(Records from a data source)
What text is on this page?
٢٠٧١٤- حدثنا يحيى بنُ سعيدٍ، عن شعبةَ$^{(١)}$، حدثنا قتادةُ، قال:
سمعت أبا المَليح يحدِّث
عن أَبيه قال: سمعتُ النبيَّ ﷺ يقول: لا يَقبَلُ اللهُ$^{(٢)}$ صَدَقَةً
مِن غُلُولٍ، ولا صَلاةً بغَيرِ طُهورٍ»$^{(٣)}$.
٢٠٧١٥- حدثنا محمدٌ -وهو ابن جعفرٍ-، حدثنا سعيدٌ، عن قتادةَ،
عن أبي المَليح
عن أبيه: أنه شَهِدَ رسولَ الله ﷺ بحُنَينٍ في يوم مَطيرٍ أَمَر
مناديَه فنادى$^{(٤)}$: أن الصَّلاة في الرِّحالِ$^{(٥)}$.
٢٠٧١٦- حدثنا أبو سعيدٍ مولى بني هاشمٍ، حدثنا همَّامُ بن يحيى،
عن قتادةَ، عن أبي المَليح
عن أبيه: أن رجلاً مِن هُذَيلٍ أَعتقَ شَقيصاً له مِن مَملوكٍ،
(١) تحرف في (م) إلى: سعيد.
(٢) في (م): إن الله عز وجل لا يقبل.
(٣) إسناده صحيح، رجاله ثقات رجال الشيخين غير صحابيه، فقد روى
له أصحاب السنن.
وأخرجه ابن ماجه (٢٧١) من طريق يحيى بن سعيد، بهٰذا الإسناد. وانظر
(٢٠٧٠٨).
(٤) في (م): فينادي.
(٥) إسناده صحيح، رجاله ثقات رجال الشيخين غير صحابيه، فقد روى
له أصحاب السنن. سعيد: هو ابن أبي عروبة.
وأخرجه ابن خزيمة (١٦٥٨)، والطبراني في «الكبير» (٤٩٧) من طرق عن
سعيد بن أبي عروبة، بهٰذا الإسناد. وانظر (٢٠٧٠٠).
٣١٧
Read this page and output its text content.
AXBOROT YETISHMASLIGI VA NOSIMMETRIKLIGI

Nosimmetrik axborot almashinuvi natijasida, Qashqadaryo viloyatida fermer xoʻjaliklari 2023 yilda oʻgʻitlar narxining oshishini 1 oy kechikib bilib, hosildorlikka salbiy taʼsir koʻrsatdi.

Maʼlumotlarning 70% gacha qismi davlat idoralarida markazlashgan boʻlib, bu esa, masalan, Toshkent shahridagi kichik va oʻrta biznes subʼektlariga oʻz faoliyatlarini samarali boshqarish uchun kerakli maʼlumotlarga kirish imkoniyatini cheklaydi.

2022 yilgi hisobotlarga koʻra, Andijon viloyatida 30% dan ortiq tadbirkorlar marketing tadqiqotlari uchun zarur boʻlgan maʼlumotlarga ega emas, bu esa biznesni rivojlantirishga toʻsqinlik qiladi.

EXERCISE OBJECTIVE: Read the entries above, then pull out the lines that include "رجال".

RESPONSE BELOW:
(٣) إسناده صحيح، رجاله ثقات رجال الشيخين غير صحابيه، فقد روى
(٥) إسناده صحيح، رجاله ثقات رجال الشيخين غير صحابيه، فقد روى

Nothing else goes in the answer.